What you have to do —
Reproduce all of the data exactly, with no line skipped.
══════════════════════════════
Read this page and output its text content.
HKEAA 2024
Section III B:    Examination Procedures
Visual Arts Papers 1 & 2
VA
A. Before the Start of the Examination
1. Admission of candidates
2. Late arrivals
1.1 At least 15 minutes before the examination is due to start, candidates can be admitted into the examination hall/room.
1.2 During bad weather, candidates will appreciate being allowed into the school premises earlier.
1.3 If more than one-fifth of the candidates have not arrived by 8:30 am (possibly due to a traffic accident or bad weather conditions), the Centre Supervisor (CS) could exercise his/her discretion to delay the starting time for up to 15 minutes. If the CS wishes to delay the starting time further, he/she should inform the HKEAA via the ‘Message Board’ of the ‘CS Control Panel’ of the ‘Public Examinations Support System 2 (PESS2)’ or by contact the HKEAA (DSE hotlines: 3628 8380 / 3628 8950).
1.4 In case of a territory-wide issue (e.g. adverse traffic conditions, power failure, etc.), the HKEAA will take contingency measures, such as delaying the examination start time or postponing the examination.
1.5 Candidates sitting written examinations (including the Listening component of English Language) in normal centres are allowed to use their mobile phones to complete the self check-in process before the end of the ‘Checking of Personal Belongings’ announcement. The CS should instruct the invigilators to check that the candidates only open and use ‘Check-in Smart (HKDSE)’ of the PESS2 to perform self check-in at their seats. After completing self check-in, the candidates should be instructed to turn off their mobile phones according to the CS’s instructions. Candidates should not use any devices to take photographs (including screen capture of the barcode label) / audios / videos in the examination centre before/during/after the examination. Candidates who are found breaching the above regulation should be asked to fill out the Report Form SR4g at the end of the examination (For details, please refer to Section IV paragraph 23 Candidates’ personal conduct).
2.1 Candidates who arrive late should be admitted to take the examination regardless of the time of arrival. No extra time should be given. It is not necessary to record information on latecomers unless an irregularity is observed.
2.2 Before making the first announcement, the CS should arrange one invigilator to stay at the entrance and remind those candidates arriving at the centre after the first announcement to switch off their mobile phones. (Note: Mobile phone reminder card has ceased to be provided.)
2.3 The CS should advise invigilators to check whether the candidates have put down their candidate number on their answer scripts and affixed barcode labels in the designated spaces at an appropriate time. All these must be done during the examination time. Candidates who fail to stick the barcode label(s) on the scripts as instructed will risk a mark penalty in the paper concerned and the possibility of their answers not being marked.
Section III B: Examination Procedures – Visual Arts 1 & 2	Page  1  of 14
══════════════════════════════
Written response —
Read this page and output its text content.
HKEAA 2024
Section III B:    Examination Procedures
Visual Arts Papers 1 & 2
VA
A. Before the Start of the Examination
1. Admission of candidates
2. Late arrivals
1.1 At least 15 minutes before the examination is due to start, candidates can be admitted into the examination hall/room.
1.2 During bad weather, candidates will appreciate being allowed into the school premises earlier.
1.3 If more than one-fifth of the candidates have not arrived by 8:30 am (possibly due to a traffic accident or bad weather conditions), the Centre Supervisor (CS) could exercise his/her discretion to delay the starting time for up to 15 minutes. If the CS wishes to delay the starting time further, he/she should inform the HKEAA via the ‘Message Board’ of the ‘CS Control Panel’ of the ‘Public Examinations Support System 2 (PESS2)’ or by contact the HKEAA (DSE hotlines: 3628 8380 / 3628 8950).
1.4 In case of a territory-wide issue (e.g. adverse traffic conditions, power failure, etc.), the HKEAA will take contingency measures, such as delaying the examination start time or postponing the examination.
1.5 Candidates sitting written examinations (including the Listening component of English Language) in normal centres are allowed to use their mobile phones to complete the self check-in process before the end of the ‘Checking of Personal Belongings’ announcement. The CS should instruct the invigilators to check that the candidates only open and use ‘Check-in Smart (HKDSE)’ of the PESS2 to perform self check-in at their seats. After completing self check-in, the candidates should be instructed to turn off their mobile phones according to the CS’s instructions. Candidates should not use any devices to take photographs (including screen capture of the barcode label) / audios / videos in the examination centre before/during/after the examination. Candidates who are found breaching the above regulation should be asked to fill out the Report Form SR4g at the end of the examination (For details, please refer to Section IV paragraph 23 Candidates’ personal conduct).
2.1 Candidates who arrive late should be admitted to take the examination regardless of the time of arrival. No extra time should be given. It is not necessary to record information on latecomers unless an irregularity is observed.
2.2 Before making the first announcement, the CS should arrange one invigilator to stay at the entrance and remind those candidates arriving at the centre after the first announcement to switch off their mobile phones. (Note: Mobile phone reminder card has ceased to be provided.)
2.3 The CS should advise invigilators to check whether the candidates have put down their candidate number on their answer scripts and affixed barcode labels in the designated spaces at an appropriate time. All these must be done during the examination time. Candidates who fail to stick the barcode label(s) on the scripts as instructed will risk a mark penalty in the paper concerned and the possibility of their answers not being marked.
Section III B: Examination Procedures – Visual Arts 1 & 2	Page  1  of 14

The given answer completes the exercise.